* **PROBLEM TO WORK ON**:
Restate each entry word for word, leaving nothing out.

* **RECORDS FOR THE TASK**:
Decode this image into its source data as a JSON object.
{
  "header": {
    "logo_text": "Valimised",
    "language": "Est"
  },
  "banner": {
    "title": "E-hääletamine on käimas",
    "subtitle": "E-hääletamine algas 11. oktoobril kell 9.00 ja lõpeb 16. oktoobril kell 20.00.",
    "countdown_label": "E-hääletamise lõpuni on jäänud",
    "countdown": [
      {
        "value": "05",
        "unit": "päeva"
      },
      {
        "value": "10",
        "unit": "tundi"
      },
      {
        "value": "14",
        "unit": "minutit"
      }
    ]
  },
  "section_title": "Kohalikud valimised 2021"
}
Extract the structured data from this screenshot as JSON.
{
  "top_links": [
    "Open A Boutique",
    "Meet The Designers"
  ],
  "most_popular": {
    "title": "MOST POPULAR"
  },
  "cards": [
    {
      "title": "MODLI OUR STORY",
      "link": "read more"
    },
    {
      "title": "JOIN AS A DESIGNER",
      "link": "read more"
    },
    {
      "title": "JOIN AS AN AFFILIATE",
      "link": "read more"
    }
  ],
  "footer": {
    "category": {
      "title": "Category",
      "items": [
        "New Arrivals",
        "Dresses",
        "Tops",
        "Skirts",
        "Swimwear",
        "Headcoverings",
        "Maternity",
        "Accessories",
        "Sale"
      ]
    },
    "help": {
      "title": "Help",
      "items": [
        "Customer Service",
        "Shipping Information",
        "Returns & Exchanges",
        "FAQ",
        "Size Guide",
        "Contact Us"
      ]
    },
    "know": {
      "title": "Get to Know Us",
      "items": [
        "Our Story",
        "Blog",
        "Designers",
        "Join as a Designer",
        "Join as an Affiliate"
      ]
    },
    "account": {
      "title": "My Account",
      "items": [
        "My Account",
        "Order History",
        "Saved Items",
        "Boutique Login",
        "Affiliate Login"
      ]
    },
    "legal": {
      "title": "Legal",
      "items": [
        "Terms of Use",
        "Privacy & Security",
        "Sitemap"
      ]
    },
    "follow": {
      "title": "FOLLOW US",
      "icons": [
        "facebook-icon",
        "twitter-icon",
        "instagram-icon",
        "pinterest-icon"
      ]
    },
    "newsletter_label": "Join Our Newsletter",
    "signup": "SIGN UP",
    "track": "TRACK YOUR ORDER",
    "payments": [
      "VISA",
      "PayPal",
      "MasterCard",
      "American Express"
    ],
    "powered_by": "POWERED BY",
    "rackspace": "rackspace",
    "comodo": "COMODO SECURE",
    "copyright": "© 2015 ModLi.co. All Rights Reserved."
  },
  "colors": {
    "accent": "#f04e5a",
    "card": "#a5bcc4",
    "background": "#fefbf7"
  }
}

* **COMPLETE ANSWER**:
Decode this image into its source data as a JSON object.
{
  "header": {
    "logo_text": "Valimised",
    "language": "Est"
  },
  "banner": {
    "title": "E-hääletamine on käimas",
    "subtitle": "E-hääletamine algas 11. oktoobril kell 9.00 ja lõpeb 16. oktoobril kell 20.00.",
    "countdown_label": "E-hääletamise lõpuni on jäänud",
    "countdown": [
      {
        "value": "05",
        "unit": "päeva"
      },
      {
        "value": "10",
        "unit": "tundi"
      },
      {
        "value": "14",
        "unit": "minutit"
      }
    ]
  },
  "section_title": "Kohalikud valimised 2021"
}
Extract the structured data from this screenshot as JSON.
{
  "top_links": [
    "Open A Boutique",
    "Meet The Designers"
  ],
  "most_popular": {
    "title": "MOST POPULAR"
  },
  "cards": [
    {
      "title": "MODLI OUR STORY",
      "link": "read more"
    },
    {
      "title": "JOIN AS A DESIGNER",
      "link": "read more"
    },
    {
      "title": "JOIN AS AN AFFILIATE",
      "link": "read more"
    }
  ],
  "footer": {
    "category": {
      "title": "Category",
      "items": [
        "New Arrivals",
        "Dresses",
        "Tops",
        "Skirts",
        "Swimwear",
        "Headcoverings",
        "Maternity",
        "Accessories",
        "Sale"
      ]
    },
    "help": {
      "title": "Help",
      "items": [
        "Customer Service",
        "Shipping Information",
        "Returns & Exchanges",
        "FAQ",
        "Size Guide",
        "Contact Us"
      ]
    },
    "know": {
      "title": "Get to Know Us",
      "items": [
        "Our Story",
        "Blog",
        "Designers",
        "Join as a Designer",
        "Join as an Affiliate"
      ]
    },
    "account": {
      "title": "My Account",
      "items": [
        "My Account",
        "Order History",
        "Saved Items",
        "Boutique Login",
        "Affiliate Login"
      ]
    },
    "legal": {
      "title": "Legal",
      "items": [
        "Terms of Use",
        "Privacy & Security",
        "Sitemap"
      ]
    },
    "follow": {
      "title": "FOLLOW US",
      "icons": [
        "facebook-icon",
        "twitter-icon",
        "instagram-icon",
        "pinterest-icon"
      ]
    },
    "newsletter_label": "Join Our Newsletter",
    "signup": "SIGN UP",
    "track": "TRACK YOUR ORDER",
    "payments": [
      "VISA",
      "PayPal",
      "MasterCard",
      "American Express"
    ],
    "powered_by": "POWERED BY",
    "rackspace": "rackspace",
    "comodo": "COMODO SECURE",
    "copyright": "© 2015 ModLi.co. All Rights Reserved."
  },
  "colors": {
    "accent": "#f04e5a",
    "card": "#a5bcc4",
    "background": "#fefbf7"
  }
}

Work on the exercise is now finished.